* EXERCISE AIM
Quote the entries that follow exactly, leaving none out.

* Raw records
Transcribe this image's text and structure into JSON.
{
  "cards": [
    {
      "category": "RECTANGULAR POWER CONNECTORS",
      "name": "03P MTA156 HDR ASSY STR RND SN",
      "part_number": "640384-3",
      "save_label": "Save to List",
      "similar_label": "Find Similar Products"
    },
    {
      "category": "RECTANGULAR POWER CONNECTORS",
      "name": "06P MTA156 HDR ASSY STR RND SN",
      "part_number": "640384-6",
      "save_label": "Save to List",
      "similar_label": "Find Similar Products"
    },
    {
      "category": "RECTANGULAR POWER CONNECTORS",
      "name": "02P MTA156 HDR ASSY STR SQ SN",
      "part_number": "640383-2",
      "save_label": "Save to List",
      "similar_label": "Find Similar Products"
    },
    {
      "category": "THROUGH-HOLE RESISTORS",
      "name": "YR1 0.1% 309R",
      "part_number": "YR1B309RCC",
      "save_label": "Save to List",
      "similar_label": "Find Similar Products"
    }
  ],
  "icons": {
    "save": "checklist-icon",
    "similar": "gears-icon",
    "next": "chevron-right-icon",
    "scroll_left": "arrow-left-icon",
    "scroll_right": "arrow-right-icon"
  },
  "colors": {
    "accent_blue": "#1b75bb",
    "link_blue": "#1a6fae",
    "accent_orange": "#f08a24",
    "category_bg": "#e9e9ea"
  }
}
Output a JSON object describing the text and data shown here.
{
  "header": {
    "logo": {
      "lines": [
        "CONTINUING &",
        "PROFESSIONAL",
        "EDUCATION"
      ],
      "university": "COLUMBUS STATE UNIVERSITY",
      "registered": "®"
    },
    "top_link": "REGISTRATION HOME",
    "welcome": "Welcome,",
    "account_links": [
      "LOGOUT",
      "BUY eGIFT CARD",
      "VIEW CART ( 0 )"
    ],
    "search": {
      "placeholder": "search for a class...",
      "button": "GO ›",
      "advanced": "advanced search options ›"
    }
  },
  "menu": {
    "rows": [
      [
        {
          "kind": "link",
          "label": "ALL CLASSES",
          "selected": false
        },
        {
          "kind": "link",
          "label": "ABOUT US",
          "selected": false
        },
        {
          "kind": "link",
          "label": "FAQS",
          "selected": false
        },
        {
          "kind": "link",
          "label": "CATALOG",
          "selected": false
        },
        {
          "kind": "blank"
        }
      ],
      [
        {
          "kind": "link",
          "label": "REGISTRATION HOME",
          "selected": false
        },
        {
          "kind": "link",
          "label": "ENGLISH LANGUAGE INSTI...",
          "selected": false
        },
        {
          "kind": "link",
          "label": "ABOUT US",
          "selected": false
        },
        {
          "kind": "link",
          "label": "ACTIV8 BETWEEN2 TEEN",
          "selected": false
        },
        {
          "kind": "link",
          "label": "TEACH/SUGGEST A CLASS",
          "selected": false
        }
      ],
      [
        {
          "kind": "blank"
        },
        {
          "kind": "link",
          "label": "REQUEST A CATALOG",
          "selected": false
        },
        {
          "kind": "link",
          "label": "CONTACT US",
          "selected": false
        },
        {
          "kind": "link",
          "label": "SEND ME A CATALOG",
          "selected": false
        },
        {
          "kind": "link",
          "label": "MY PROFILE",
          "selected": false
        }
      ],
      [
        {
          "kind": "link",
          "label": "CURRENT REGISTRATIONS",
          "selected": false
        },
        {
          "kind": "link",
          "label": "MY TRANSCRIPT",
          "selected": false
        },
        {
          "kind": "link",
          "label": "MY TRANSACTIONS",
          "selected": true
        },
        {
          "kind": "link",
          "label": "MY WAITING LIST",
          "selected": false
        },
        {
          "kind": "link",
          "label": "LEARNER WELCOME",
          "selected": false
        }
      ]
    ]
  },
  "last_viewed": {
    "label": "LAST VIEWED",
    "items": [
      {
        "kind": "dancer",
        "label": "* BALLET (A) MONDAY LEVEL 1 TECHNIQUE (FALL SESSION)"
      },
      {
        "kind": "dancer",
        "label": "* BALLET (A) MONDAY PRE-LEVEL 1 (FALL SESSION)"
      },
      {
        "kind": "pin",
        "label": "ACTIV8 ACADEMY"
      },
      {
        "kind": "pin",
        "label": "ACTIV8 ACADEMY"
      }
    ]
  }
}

* REPLY
Transcribe this image's text and structure into JSON.
{
  "cards": [
    {
      "category": "RECTANGULAR POWER CONNECTORS",
      "name": "03P MTA156 HDR ASSY STR RND SN",
      "part_number": "640384-3",
      "save_label": "Save to List",
      "similar_label": "Find Similar Products"
    },
    {
      "category": "RECTANGULAR POWER CONNECTORS",
      "name": "06P MTA156 HDR ASSY STR RND SN",
      "part_number": "640384-6",
      "save_label": "Save to List",
      "similar_label": "Find Similar Products"
    },
    {
      "category": "RECTANGULAR POWER CONNECTORS",
      "name": "02P MTA156 HDR ASSY STR SQ SN",
      "part_number": "640383-2",
      "save_label": "Save to List",
      "similar_label": "Find Similar Products"
    },
    {
      "category": "THROUGH-HOLE RESISTORS",
      "name": "YR1 0.1% 309R",
      "part_number": "YR1B309RCC",
      "save_label": "Save to List",
      "similar_label": "Find Similar Products"
    }
  ],
  "icons": {
    "save": "checklist-icon",
    "similar": "gears-icon",
    "next": "chevron-right-icon",
    "scroll_left": "arrow-left-icon",
    "scroll_right": "arrow-right-icon"
  },
  "colors": {
    "accent_blue": "#1b75bb",
    "link_blue": "#1a6fae",
    "accent_orange": "#f08a24",
    "category_bg": "#e9e9ea"
  }
}
Output a JSON object describing the text and data shown here.
{
  "header": {
    "logo": {
      "lines": [
        "CONTINUING &",
        "PROFESSIONAL",
        "EDUCATION"
      ],
      "university": "COLUMBUS STATE UNIVERSITY",
      "registered": "®"
    },
    "top_link": "REGISTRATION HOME",
    "welcome": "Welcome,",
    "account_links": [
      "LOGOUT",
      "BUY eGIFT CARD",
      "VIEW CART ( 0 )"
    ],
    "search": {
      "placeholder": "search for a class...",
      "button": "GO ›",
      "advanced": "advanced search options ›"
    }
  },
  "menu": {
    "rows": [
      [
        {
          "kind": "link",
          "label": "ALL CLASSES",
          "selected": false
        },
        {
          "kind": "link",
          "label": "ABOUT US",
          "selected": false
        },
        {
          "kind": "link",
          "label": "FAQS",
          "selected": false
        },
        {
          "kind": "link",
          "label": "CATALOG",
          "selected": false
        },
        {
          "kind": "blank"
        }
      ],
      [
        {
          "kind": "link",
          "label": "REGISTRATION HOME",
          "selected": false
        },
        {
          "kind": "link",
          "label": "ENGLISH LANGUAGE INSTI...",
          "selected": false
        },
        {
          "kind": "link",
          "label": "ABOUT US",
          "selected": false
        },
        {
          "kind": "link",
          "label": "ACTIV8 BETWEEN2 TEEN",
          "selected": false
        },
        {
          "kind": "link",
          "label": "TEACH/SUGGEST A CLASS",
          "selected": false
        }
      ],
      [
        {
          "kind": "blank"
        },
        {
          "kind": "link",
          "label": "REQUEST A CATALOG",
          "selected": false
        },
        {
          "kind": "link",
          "label": "CONTACT US",
          "selected": false
        },
        {
          "kind": "link",
          "label": "SEND ME A CATALOG",
          "selected": false
        },
        {
          "kind": "link",
          "label": "MY PROFILE",
          "selected": false
        }
      ],
      [
        {
          "kind": "link",
          "label": "CURRENT REGISTRATIONS",
          "selected": false
        },
        {
          "kind": "link",
          "label": "MY TRANSCRIPT",
          "selected": false
        },
        {
          "kind": "link",
          "label": "MY TRANSACTIONS",
          "selected": true
        },
        {
          "kind": "link",
          "label": "MY WAITING LIST",
          "selected": false
        },
        {
          "kind": "link",
          "label": "LEARNER WELCOME",
          "selected": false
        }
      ]
    ]
  },
  "last_viewed": {
    "label": "LAST VIEWED",
    "items": [
      {
        "kind": "dancer",
        "label": "* BALLET (A) MONDAY LEVEL 1 TECHNIQUE (FALL SESSION)"
      },
      {
        "kind": "dancer",
        "label": "* BALLET (A) MONDAY PRE-LEVEL 1 (FALL SESSION)"
      },
      {
        "kind": "pin",
        "label": "ACTIV8 ACADEMY"
      },
      {
        "kind": "pin",
        "label": "ACTIV8 ACADEMY"
      }
    ]
  }
}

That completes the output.